# Start of Data provided

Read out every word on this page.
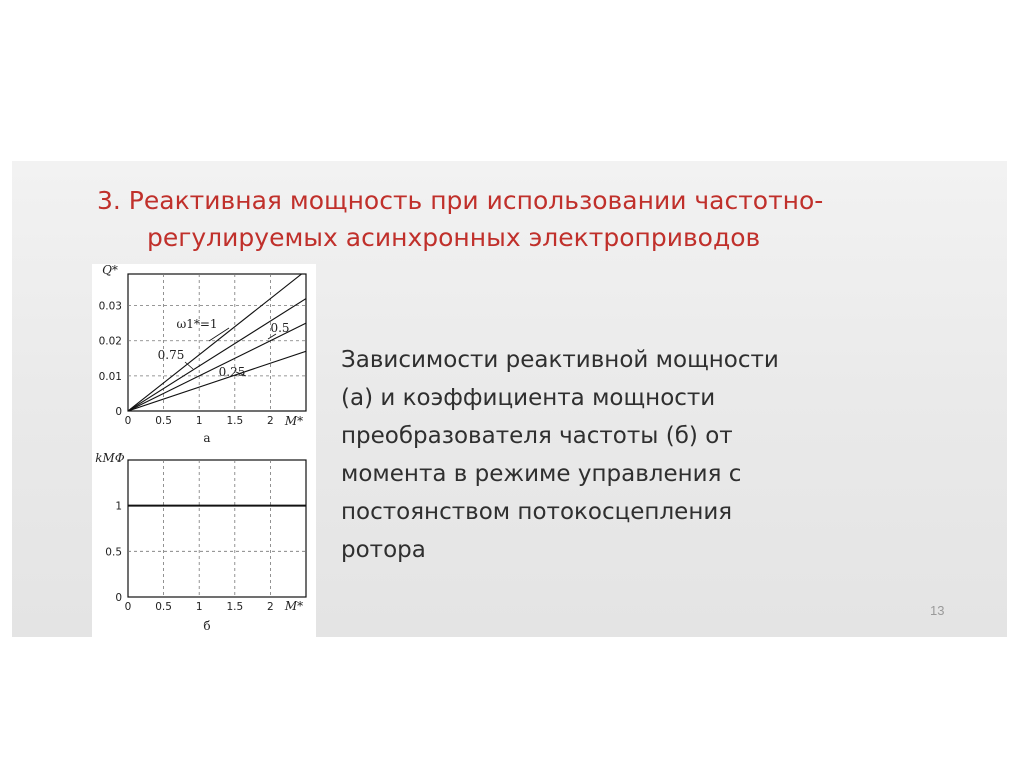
3. Реактивная мощность при использовании частотно-
регулируемых асинхронных электроприводов
0 0.5 1 1.5 2
0
0.01
0.02
0.03
ω1*=1
0.75
0.5
0.25
Q*
M*
а
0 0.5 1 1.5 2
0
0.5
1
kМФ
M*
б
Зависимости реактивной мощности
(а) и коэффициента мощности
преобразователя частоты (б) от
момента в режиме управления с
постоянством потокосцепления
ротора
13
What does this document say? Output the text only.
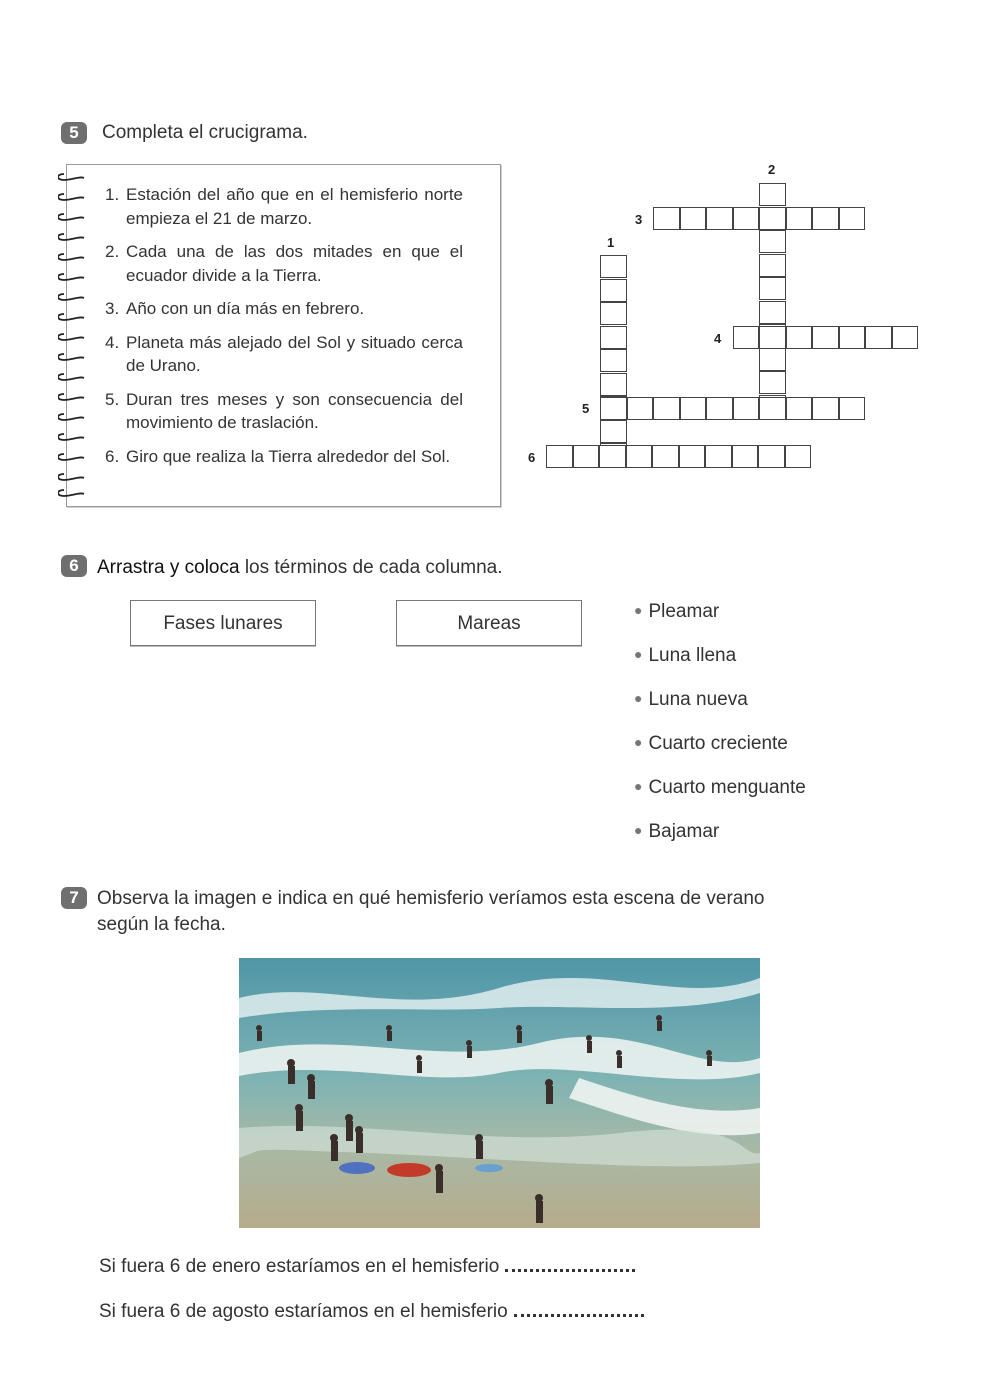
5	Completa el crucigrama.
1. Estación del año que en el hemisferio norte empieza el 21 de marzo.
2. Cada una de las dos mitades en que el ecuador divide a la Tierra.
3. Año con un día más en febrero.
4. Planeta más alejado del Sol y situado cerca de Urano.
5. Duran tres meses y son consecuencia del movimiento de traslación.
6. Giro que realiza la Tierra alrededor del Sol.
2
3
1
4
5
6
6 Arrastra y coloca los términos de cada columna.
Fases lunares	Mareas
● Pleamar
● Luna llena
● Luna nueva
● Cuarto creciente
● Cuarto menguante
● Bajamar
7 Observa la imagen e indica en qué hemisferio veríamos esta escena de verano según la fecha.
Si fuera 6 de enero estaríamos en el hemisferio
Si fuera 6 de agosto estaríamos en el hemisferio
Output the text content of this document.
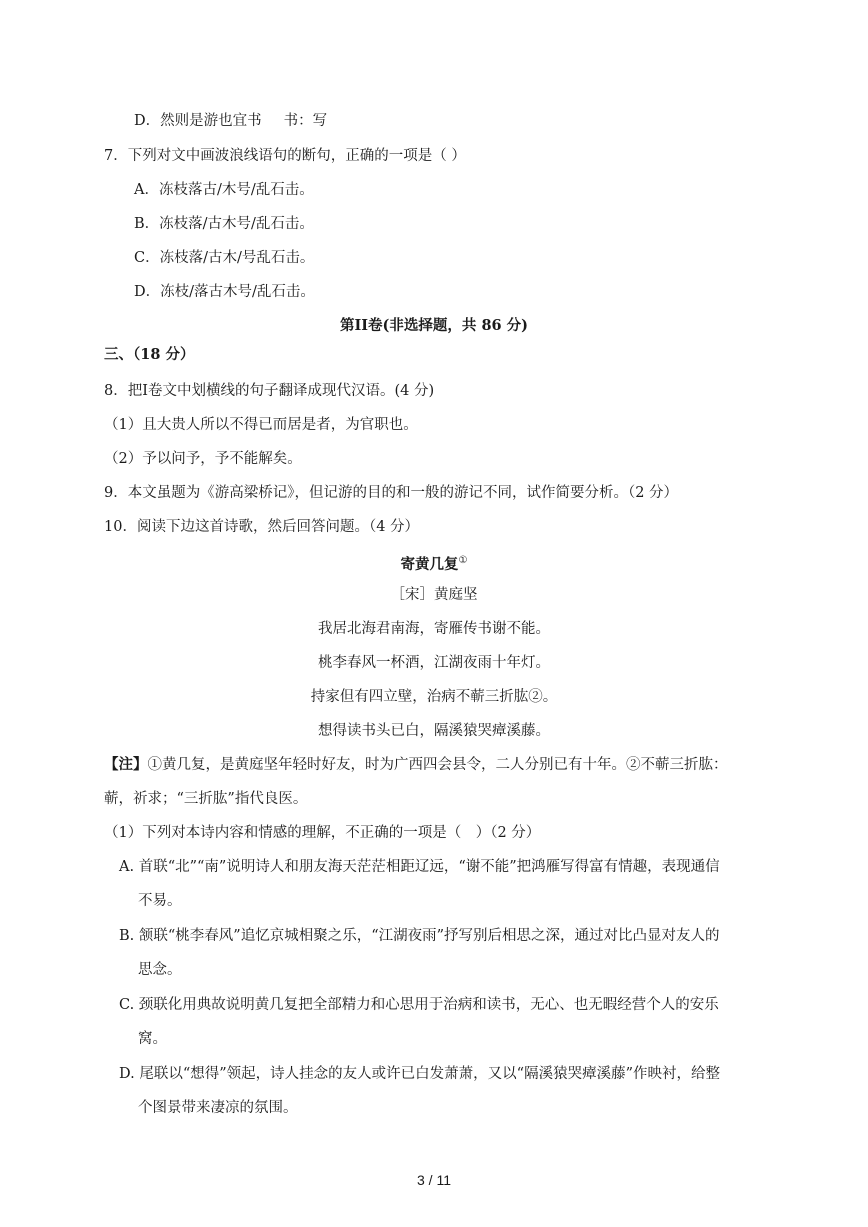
D．然则是游也宜书 书：写
7．下列对文中画波浪线语句的断句，正确的一项是（ ）
A．冻枝落古/木号/乱石击。
B．冻枝落/古木号/乱石击。
C．冻枝落/古木/号乱石击。
D．冻枝/落古木号/乱石击。
第II卷(非选择题，共 86 分)
三、（18 分）
8．把I卷文中划横线的句子翻译成现代汉语。(4 分)
（1）且大贵人所以不得已而居是者，为官职也。
（2）予以问予，予不能解矣。
9．本文虽题为《游高梁桥记》，但记游的目的和一般的游记不同，试作简要分析。（2 分）
10．阅读下边这首诗歌，然后回答问题。（4 分）
寄黄几复①
［宋］黄庭坚
我居北海君南海，寄雁传书谢不能。
桃李春风一杯酒，江湖夜雨十年灯。
持家但有四立壁，治病不蕲三折肱②。
想得读书头已白，隔溪猿哭瘴溪藤。
【注】①黄几复，是黄庭坚年轻时好友，时为广西四会县令，二人分别已有十年。②不蕲三折肱：
蕲，祈求；“三折肱”指代良医。
（1）下列对本诗内容和情感的理解，不正确的一项是（　）（2 分）
A. 首联“北”“南”说明诗人和朋友海天茫茫相距辽远，“谢不能”把鸿雁写得富有情趣，表现通信
不易。
B. 颔联“桃李春风”追忆京城相聚之乐，“江湖夜雨”抒写别后相思之深，通过对比凸显对友人的
思念。
C. 颈联化用典故说明黄几复把全部精力和心思用于治病和读书，无心、也无暇经营个人的安乐
窝。
D. 尾联以“想得”领起，诗人挂念的友人或许已白发萧萧，又以“隔溪猿哭瘴溪藤”作映衬，给整
个图景带来凄凉的氛围。
3 / 11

# End of Data provided

Instructions for the task: Filter the data, keeping only the lines that contain "Output".

Reply to the task:
What does this document say? Output the text only.
Output the text content of this document.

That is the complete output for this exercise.